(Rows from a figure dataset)

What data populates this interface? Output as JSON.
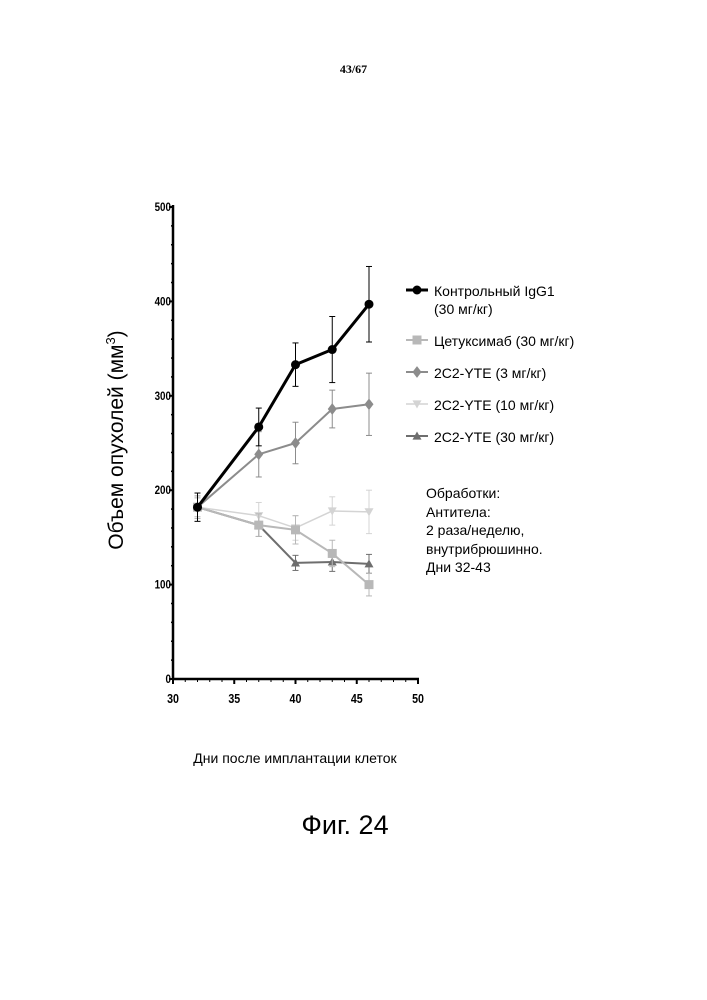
{
  "page_number": "43/67",
  "figure_caption": "Фиг. 24",
  "treatment_note": [
    "Обработки:",
    "Антитела:",
    "2 раза/неделю,",
    "внутрибрюшинно.",
    "Дни 32-43"
  ],
  "chart_data": {
    "type": "line",
    "xlabel": "Дни после имплантации клеток",
    "ylabel": "Объем опухолей (мм",
    "ylabel_superscript": "3",
    "ylabel_suffix": ")",
    "xlim": [
      30,
      50
    ],
    "ylim": [
      0,
      500
    ],
    "xticks": [
      30,
      35,
      40,
      45,
      50
    ],
    "yticks": [
      0,
      100,
      200,
      300,
      400,
      500
    ],
    "x": [
      32,
      37,
      40,
      43,
      46
    ],
    "series": [
      {
        "name": "Контрольный IgG1\n(30 мг/кг)",
        "values": [
          182,
          267,
          333,
          349,
          397
        ],
        "err": [
          15,
          20,
          23,
          35,
          40
        ],
        "color": "#000000",
        "marker": "circle",
        "stroke_width": 3
      },
      {
        "name": "Цетуксимаб (30 мг/кг)",
        "values": [
          182,
          163,
          158,
          133,
          100
        ],
        "err": [
          12,
          12,
          15,
          14,
          12
        ],
        "color": "#b8b8b8",
        "marker": "square",
        "stroke_width": 2
      },
      {
        "name": "2C2-YTE (3 мг/кг)",
        "values": [
          182,
          238,
          250,
          286,
          291
        ],
        "err": [
          12,
          24,
          22,
          20,
          33
        ],
        "color": "#8c8c8c",
        "marker": "diamond",
        "stroke_width": 2
      },
      {
        "name": "2C2-YTE (10 мг/кг)",
        "values": [
          182,
          173,
          160,
          178,
          177
        ],
        "err": [
          10,
          14,
          13,
          15,
          23
        ],
        "color": "#d4d4d4",
        "marker": "triangle-down",
        "stroke_width": 1.5
      },
      {
        "name": "2C2-YTE (30 мг/кг)",
        "values": [
          182,
          163,
          123,
          124,
          122
        ],
        "err": [
          10,
          12,
          8,
          10,
          10
        ],
        "color": "#6e6e6e",
        "marker": "triangle-up",
        "stroke_width": 2
      }
    ],
    "legend_position": "right",
    "grid": false
  }
}
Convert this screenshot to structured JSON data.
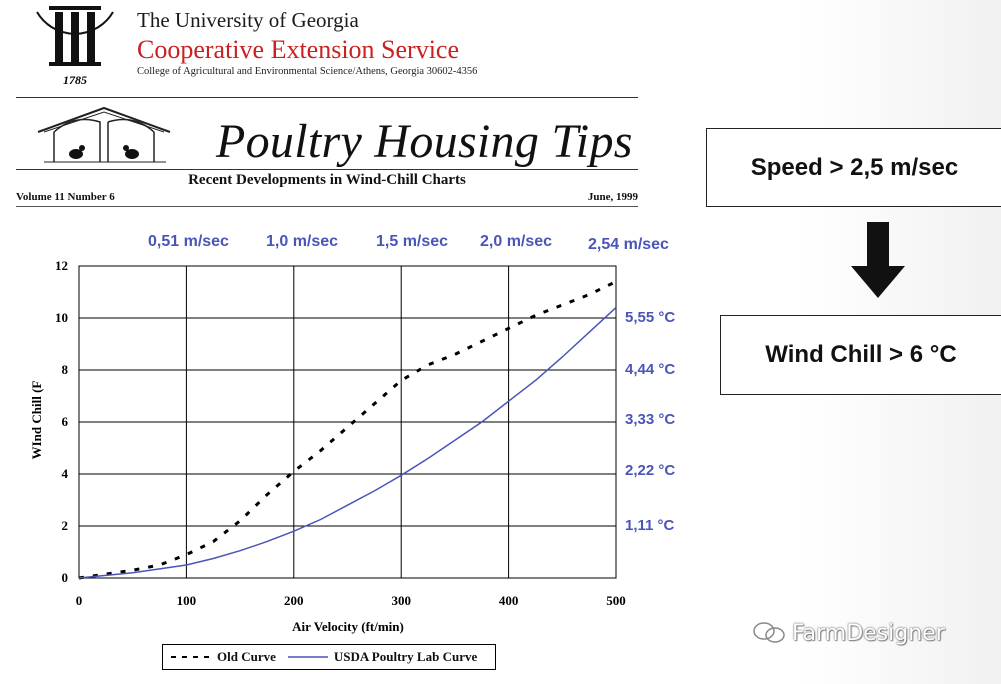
{
  "header": {
    "university": "The University of Georgia",
    "service": "Cooperative Extension Service",
    "college": "College of Agricultural and Environmental Science/Athens, Georgia 30602-4356",
    "seal_year": "1785"
  },
  "newsletter": {
    "title": "Poultry Housing Tips",
    "subtitle": "Recent Developments in Wind-Chill Charts",
    "volume": "Volume 11  Number 6",
    "date": "June, 1999"
  },
  "speed_labels": [
    "0,51 m/sec",
    "1,0 m/sec",
    "1,5 m/sec",
    "2,0 m/sec",
    "2,54 m/sec"
  ],
  "celsius_labels": [
    "5,55 °C",
    "4,44 °C",
    "3,33 °C",
    "2,22 °C",
    "1,11 °C"
  ],
  "chart_data": {
    "type": "line",
    "xlabel": "Air Velocity (ft/min)",
    "ylabel": "WInd Chill (F",
    "xlim": [
      0,
      500
    ],
    "ylim": [
      0,
      12
    ],
    "xticks": [
      0,
      100,
      200,
      300,
      400,
      500
    ],
    "yticks": [
      0,
      2,
      4,
      6,
      8,
      10,
      12
    ],
    "grid": true,
    "legend_position": "bottom",
    "series": [
      {
        "name": "Old Curve",
        "style": "dashed",
        "color": "#000000",
        "x": [
          0,
          25,
          50,
          75,
          100,
          125,
          150,
          175,
          200,
          225,
          250,
          275,
          300,
          325,
          350,
          375,
          400,
          425,
          450,
          475,
          500
        ],
        "y": [
          0,
          0.15,
          0.3,
          0.5,
          0.9,
          1.4,
          2.2,
          3.2,
          4.1,
          4.9,
          5.8,
          6.7,
          7.6,
          8.2,
          8.6,
          9.1,
          9.6,
          10.1,
          10.5,
          10.9,
          11.4
        ]
      },
      {
        "name": "USDA Poultry Lab Curve",
        "style": "solid",
        "color": "#4a55b8",
        "x": [
          0,
          25,
          50,
          75,
          100,
          125,
          150,
          175,
          200,
          225,
          250,
          275,
          300,
          325,
          350,
          375,
          400,
          425,
          450,
          475,
          500
        ],
        "y": [
          0,
          0.1,
          0.2,
          0.35,
          0.5,
          0.75,
          1.05,
          1.4,
          1.8,
          2.25,
          2.8,
          3.35,
          3.95,
          4.6,
          5.3,
          6.0,
          6.8,
          7.6,
          8.5,
          9.45,
          10.4
        ]
      }
    ]
  },
  "callouts": {
    "speed": "Speed > 2,5 m/sec",
    "wind_chill": "Wind Chill > 6 °C"
  },
  "watermark": "FarmDesigner"
}
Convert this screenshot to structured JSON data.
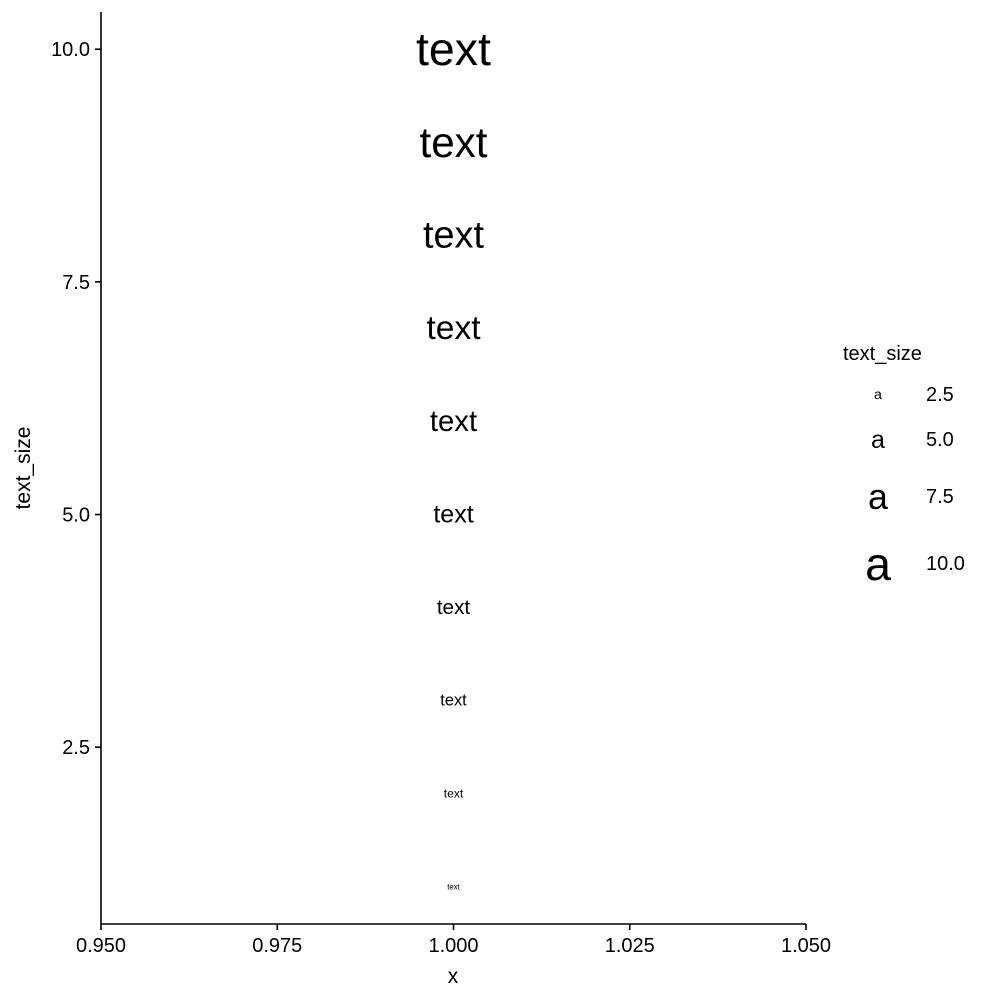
{
  "chart_data": {
    "type": "scatter",
    "geom": "text",
    "xlabel": "x",
    "ylabel": "text_size",
    "xlim": [
      0.95,
      1.05
    ],
    "ylim": [
      0.6,
      10.4
    ],
    "x_ticks": [
      "0.950",
      "0.975",
      "1.000",
      "1.025",
      "1.050"
    ],
    "y_ticks": [
      "2.5",
      "5.0",
      "7.5",
      "10.0"
    ],
    "points": [
      {
        "x": 1.0,
        "y": 1,
        "label": "text",
        "text_size": 1
      },
      {
        "x": 1.0,
        "y": 2,
        "label": "text",
        "text_size": 2
      },
      {
        "x": 1.0,
        "y": 3,
        "label": "text",
        "text_size": 3
      },
      {
        "x": 1.0,
        "y": 4,
        "label": "text",
        "text_size": 4
      },
      {
        "x": 1.0,
        "y": 5,
        "label": "text",
        "text_size": 5
      },
      {
        "x": 1.0,
        "y": 6,
        "label": "text",
        "text_size": 6
      },
      {
        "x": 1.0,
        "y": 7,
        "label": "text",
        "text_size": 7
      },
      {
        "x": 1.0,
        "y": 8,
        "label": "text",
        "text_size": 8
      },
      {
        "x": 1.0,
        "y": 9,
        "label": "text",
        "text_size": 9
      },
      {
        "x": 1.0,
        "y": 10,
        "label": "text",
        "text_size": 10
      }
    ],
    "grid": false,
    "legend": {
      "title": "text_size",
      "position": "right",
      "key_glyph": "a",
      "entries": [
        {
          "label": "2.5",
          "value": 2.5
        },
        {
          "label": "5.0",
          "value": 5.0
        },
        {
          "label": "7.5",
          "value": 7.5
        },
        {
          "label": "10.0",
          "value": 10.0
        }
      ]
    }
  }
}
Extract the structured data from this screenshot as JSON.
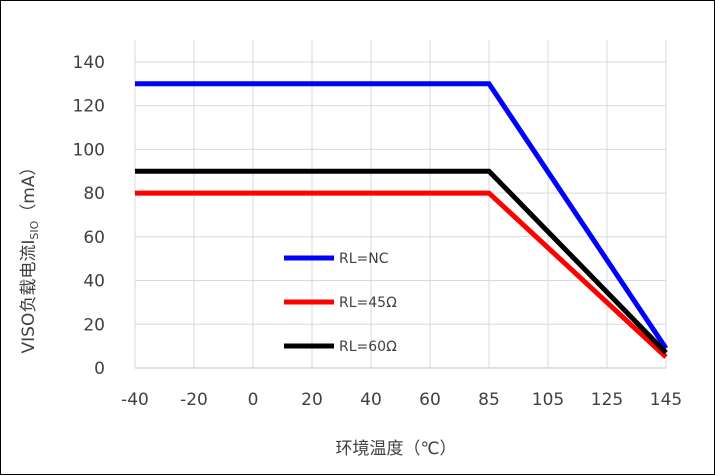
{
  "chart_data": {
    "type": "line",
    "title": "",
    "xlabel": "环境温度（℃）",
    "ylabel": "VISO负载电流I",
    "ylabel_sub": "SIO",
    "ylabel_unit": "（mA）",
    "x_ticks": [
      -40,
      -20,
      0,
      20,
      40,
      60,
      85,
      105,
      125,
      145
    ],
    "y_ticks": [
      0,
      20,
      40,
      60,
      80,
      100,
      120,
      140
    ],
    "ylim": [
      0,
      150
    ],
    "grid": true,
    "legend_position": "inside-center-left",
    "series": [
      {
        "name": "RL=NC",
        "color": "#0000ff",
        "x": [
          -40,
          85,
          145
        ],
        "y": [
          130,
          130,
          9
        ]
      },
      {
        "name": "RL=45Ω",
        "color": "#ff0000",
        "x": [
          -40,
          85,
          145
        ],
        "y": [
          80,
          80,
          5
        ]
      },
      {
        "name": "RL=60Ω",
        "color": "#000000",
        "x": [
          -40,
          85,
          145
        ],
        "y": [
          90,
          90,
          7
        ]
      }
    ]
  }
}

▶ **Short task**: Copy out every line of the listing that includes the string "triangle".

▶ **Task response**:
        "marker": "triangle-down",
        "marker": "triangle-up",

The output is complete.